→ What you need to do:
Scan the listing below and copy every line holding "Center".

→ Records for the exercise:
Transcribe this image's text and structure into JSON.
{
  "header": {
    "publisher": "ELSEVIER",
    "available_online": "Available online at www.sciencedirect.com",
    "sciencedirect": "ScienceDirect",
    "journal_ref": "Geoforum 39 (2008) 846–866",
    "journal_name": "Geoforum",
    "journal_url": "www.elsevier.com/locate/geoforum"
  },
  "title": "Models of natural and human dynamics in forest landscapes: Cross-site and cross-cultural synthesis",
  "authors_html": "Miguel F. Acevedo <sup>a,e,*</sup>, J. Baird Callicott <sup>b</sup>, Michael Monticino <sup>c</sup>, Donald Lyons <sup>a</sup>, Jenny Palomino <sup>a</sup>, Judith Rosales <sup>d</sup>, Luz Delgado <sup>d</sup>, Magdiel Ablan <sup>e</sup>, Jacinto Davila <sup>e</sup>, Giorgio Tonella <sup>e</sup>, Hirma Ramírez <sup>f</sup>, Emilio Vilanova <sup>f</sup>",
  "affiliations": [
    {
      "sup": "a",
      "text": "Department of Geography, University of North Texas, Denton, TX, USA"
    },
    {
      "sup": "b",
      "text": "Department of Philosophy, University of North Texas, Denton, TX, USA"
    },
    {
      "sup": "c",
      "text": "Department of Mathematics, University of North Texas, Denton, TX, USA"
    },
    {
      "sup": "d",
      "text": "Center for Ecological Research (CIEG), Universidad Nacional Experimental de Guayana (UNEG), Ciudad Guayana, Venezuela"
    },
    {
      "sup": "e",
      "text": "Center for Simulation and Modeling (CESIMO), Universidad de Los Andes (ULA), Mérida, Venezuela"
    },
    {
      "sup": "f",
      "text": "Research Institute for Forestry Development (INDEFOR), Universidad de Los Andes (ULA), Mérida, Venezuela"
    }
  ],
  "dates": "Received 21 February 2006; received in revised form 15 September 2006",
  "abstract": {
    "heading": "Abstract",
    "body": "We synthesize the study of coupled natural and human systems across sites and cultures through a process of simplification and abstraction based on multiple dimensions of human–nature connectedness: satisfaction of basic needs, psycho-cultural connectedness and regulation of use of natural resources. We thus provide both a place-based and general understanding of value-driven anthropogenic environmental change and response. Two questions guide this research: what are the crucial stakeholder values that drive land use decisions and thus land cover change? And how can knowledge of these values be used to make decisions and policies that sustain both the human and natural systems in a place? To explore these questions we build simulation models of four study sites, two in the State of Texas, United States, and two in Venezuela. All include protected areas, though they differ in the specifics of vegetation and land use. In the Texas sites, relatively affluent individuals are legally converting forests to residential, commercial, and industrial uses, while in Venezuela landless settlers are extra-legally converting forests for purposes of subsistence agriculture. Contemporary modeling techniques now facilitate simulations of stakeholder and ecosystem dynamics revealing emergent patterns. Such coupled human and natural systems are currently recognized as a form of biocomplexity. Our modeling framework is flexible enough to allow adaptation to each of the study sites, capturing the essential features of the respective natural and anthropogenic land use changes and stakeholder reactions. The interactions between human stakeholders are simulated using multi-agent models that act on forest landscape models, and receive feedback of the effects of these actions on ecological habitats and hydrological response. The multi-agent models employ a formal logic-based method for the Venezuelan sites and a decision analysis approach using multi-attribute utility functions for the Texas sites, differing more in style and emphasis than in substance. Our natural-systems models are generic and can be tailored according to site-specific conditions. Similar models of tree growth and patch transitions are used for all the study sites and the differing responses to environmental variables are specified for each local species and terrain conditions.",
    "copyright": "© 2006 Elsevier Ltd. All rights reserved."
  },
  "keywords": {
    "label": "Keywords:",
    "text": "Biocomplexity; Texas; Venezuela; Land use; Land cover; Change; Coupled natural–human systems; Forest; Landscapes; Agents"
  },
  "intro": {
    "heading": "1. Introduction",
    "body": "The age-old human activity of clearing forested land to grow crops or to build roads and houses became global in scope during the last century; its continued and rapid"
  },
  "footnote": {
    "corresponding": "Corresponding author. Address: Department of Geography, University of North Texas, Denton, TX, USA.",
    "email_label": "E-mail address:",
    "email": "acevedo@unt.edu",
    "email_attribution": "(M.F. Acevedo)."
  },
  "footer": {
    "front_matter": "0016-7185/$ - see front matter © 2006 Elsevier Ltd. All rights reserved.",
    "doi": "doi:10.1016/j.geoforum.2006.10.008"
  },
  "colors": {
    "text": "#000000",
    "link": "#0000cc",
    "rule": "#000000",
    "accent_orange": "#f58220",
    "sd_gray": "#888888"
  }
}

→ Answer for this exercise:
      "text": "Center for Ecological Research (CIEG), Universidad Nacional Experimental de Guayana (UNEG), Ciudad Guayana, Venezuela"
      "text": "Center for Simulation and Modeling (CESIMO), Universidad de Los Andes (ULA), Mérida, Venezuela"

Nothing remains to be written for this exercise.